> Task goal: Extract the listing in its entirety, keeping each line identical to the original.

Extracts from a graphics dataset
======
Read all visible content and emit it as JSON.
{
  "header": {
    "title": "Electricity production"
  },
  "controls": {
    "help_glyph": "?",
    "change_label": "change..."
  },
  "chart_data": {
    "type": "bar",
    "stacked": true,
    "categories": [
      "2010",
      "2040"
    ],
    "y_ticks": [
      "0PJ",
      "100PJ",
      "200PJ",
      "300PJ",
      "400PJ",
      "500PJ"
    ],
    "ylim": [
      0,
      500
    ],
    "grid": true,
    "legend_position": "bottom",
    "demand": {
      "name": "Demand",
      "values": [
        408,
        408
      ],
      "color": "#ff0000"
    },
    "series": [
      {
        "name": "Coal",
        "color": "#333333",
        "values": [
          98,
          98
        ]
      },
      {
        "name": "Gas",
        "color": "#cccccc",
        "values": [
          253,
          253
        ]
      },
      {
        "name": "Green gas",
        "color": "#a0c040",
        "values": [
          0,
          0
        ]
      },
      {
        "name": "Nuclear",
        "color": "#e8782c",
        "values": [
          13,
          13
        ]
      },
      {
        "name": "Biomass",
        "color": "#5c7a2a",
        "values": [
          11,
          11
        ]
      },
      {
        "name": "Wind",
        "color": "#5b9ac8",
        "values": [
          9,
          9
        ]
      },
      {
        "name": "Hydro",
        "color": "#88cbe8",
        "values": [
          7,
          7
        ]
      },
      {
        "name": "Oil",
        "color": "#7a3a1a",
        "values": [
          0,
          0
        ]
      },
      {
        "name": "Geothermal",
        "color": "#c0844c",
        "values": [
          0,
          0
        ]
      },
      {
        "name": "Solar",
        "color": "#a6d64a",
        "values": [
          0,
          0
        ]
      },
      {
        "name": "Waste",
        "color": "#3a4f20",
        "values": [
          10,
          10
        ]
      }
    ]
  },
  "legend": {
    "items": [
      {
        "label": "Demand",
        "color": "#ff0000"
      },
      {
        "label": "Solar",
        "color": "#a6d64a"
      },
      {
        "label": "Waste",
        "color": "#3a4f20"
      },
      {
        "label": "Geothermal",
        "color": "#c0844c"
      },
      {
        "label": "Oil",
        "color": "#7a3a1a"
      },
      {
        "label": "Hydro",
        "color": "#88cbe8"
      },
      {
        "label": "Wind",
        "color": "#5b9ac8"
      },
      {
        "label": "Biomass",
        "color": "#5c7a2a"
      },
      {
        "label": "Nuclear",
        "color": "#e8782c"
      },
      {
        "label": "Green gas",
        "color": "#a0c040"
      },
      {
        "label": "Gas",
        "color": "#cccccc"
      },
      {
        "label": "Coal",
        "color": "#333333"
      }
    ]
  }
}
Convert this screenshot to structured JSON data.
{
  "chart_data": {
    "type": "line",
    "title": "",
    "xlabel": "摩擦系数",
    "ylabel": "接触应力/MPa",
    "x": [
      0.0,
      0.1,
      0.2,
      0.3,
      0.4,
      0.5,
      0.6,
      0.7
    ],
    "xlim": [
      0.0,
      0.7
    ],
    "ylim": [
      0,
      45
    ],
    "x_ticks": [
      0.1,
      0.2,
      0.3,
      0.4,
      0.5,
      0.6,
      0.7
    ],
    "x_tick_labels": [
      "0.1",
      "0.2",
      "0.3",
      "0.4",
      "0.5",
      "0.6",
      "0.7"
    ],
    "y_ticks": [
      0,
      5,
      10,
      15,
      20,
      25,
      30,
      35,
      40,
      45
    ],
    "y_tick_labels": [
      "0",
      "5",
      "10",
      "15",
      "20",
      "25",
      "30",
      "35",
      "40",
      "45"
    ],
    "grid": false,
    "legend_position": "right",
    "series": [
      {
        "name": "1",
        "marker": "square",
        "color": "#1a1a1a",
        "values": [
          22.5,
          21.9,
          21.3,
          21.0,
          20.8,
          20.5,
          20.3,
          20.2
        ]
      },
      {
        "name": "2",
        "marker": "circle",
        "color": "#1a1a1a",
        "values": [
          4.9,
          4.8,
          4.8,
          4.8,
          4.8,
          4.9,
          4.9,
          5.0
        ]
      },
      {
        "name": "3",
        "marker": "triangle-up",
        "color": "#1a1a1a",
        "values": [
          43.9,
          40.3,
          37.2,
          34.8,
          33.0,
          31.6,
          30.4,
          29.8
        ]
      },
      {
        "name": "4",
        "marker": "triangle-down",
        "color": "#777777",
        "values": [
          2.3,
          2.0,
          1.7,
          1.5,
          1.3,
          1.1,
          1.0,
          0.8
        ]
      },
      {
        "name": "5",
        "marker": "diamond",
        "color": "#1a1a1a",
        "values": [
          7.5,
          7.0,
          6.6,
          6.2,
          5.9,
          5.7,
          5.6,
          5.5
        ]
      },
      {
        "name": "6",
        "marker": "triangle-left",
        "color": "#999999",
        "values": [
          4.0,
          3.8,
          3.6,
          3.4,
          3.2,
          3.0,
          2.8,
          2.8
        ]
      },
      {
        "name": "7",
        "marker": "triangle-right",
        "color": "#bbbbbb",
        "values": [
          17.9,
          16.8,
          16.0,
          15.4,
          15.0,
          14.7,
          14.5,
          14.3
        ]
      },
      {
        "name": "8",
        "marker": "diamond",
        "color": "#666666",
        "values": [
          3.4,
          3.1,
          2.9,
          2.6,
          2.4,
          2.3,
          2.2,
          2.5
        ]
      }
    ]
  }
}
======
> Answer to the exercise:
Read all visible content and emit it as JSON.
{
  "header": {
    "title": "Electricity production"
  },
  "controls": {
    "help_glyph": "?",
    "change_label": "change..."
  },
  "chart_data": {
    "type": "bar",
    "stacked": true,
    "categories": [
      "2010",
      "2040"
    ],
    "y_ticks": [
      "0PJ",
      "100PJ",
      "200PJ",
      "300PJ",
      "400PJ",
      "500PJ"
    ],
    "ylim": [
      0,
      500
    ],
    "grid": true,
    "legend_position": "bottom",
    "demand": {
      "name": "Demand",
      "values": [
        408,
        408
      ],
      "color": "#ff0000"
    },
    "series": [
      {
        "name": "Coal",
        "color": "#333333",
        "values": [
          98,
          98
        ]
      },
      {
        "name": "Gas",
        "color": "#cccccc",
        "values": [
          253,
          253
        ]
      },
      {
        "name": "Green gas",
        "color": "#a0c040",
        "values": [
          0,
          0
        ]
      },
      {
        "name": "Nuclear",
        "color": "#e8782c",
        "values": [
          13,
          13
        ]
      },
      {
        "name": "Biomass",
        "color": "#5c7a2a",
        "values": [
          11,
          11
        ]
      },
      {
        "name": "Wind",
        "color": "#5b9ac8",
        "values": [
          9,
          9
        ]
      },
      {
        "name": "Hydro",
        "color": "#88cbe8",
        "values": [
          7,
          7
        ]
      },
      {
        "name": "Oil",
        "color": "#7a3a1a",
        "values": [
          0,
          0
        ]
      },
      {
        "name": "Geothermal",
        "color": "#c0844c",
        "values": [
          0,
          0
        ]
      },
      {
        "name": "Solar",
        "color": "#a6d64a",
        "values": [
          0,
          0
        ]
      },
      {
        "name": "Waste",
        "color": "#3a4f20",
        "values": [
          10,
          10
        ]
      }
    ]
  },
  "legend": {
    "items": [
      {
        "label": "Demand",
        "color": "#ff0000"
      },
      {
        "label": "Solar",
        "color": "#a6d64a"
      },
      {
        "label": "Waste",
        "color": "#3a4f20"
      },
      {
        "label": "Geothermal",
        "color": "#c0844c"
      },
      {
        "label": "Oil",
        "color": "#7a3a1a"
      },
      {
        "label": "Hydro",
        "color": "#88cbe8"
      },
      {
        "label": "Wind",
        "color": "#5b9ac8"
      },
      {
        "label": "Biomass",
        "color": "#5c7a2a"
      },
      {
        "label": "Nuclear",
        "color": "#e8782c"
      },
      {
        "label": "Green gas",
        "color": "#a0c040"
      },
      {
        "label": "Gas",
        "color": "#cccccc"
      },
      {
        "label": "Coal",
        "color": "#333333"
      }
    ]
  }
}
Convert this screenshot to structured JSON data.
{
  "chart_data": {
    "type": "line",
    "title": "",
    "xlabel": "摩擦系数",
    "ylabel": "接触应力/MPa",
    "x": [
      0.0,
      0.1,
      0.2,
      0.3,
      0.4,
      0.5,
      0.6,
      0.7
    ],
    "xlim": [
      0.0,
      0.7
    ],
    "ylim": [
      0,
      45
    ],
    "x_ticks": [
      0.1,
      0.2,
      0.3,
      0.4,
      0.5,
      0.6,
      0.7
    ],
    "x_tick_labels": [
      "0.1",
      "0.2",
      "0.3",
      "0.4",
      "0.5",
      "0.6",
      "0.7"
    ],
    "y_ticks": [
      0,
      5,
      10,
      15,
      20,
      25,
      30,
      35,
      40,
      45
    ],
    "y_tick_labels": [
      "0",
      "5",
      "10",
      "15",
      "20",
      "25",
      "30",
      "35",
      "40",
      "45"
    ],
    "grid": false,
    "legend_position": "right",
    "series": [
      {
        "name": "1",
        "marker": "square",
        "color": "#1a1a1a",
        "values": [
          22.5,
          21.9,
          21.3,
          21.0,
          20.8,
          20.5,
          20.3,
          20.2
        ]
      },
      {
        "name": "2",
        "marker": "circle",
        "color": "#1a1a1a",
        "values": [
          4.9,
          4.8,
          4.8,
          4.8,
          4.8,
          4.9,
          4.9,
          5.0
        ]
      },
      {
        "name": "3",
        "marker": "triangle-up",
        "color": "#1a1a1a",
        "values": [
          43.9,
          40.3,
          37.2,
          34.8,
          33.0,
          31.6,
          30.4,
          29.8
        ]
      },
      {
        "name": "4",
        "marker": "triangle-down",
        "color": "#777777",
        "values": [
          2.3,
          2.0,
          1.7,
          1.5,
          1.3,
          1.1,
          1.0,
          0.8
        ]
      },
      {
        "name": "5",
        "marker": "diamond",
        "color": "#1a1a1a",
        "values": [
          7.5,
          7.0,
          6.6,
          6.2,
          5.9,
          5.7,
          5.6,
          5.5
        ]
      },
      {
        "name": "6",
        "marker": "triangle-left",
        "color": "#999999",
        "values": [
          4.0,
          3.8,
          3.6,
          3.4,
          3.2,
          3.0,
          2.8,
          2.8
        ]
      },
      {
        "name": "7",
        "marker": "triangle-right",
        "color": "#bbbbbb",
        "values": [
          17.9,
          16.8,
          16.0,
          15.4,
          15.0,
          14.7,
          14.5,
          14.3
        ]
      },
      {
        "name": "8",
        "marker": "diamond",
        "color": "#666666",
        "values": [
          3.4,
          3.1,
          2.9,
          2.6,
          2.4,
          2.3,
          2.2,
          2.5
        ]
      }
    ]
  }
}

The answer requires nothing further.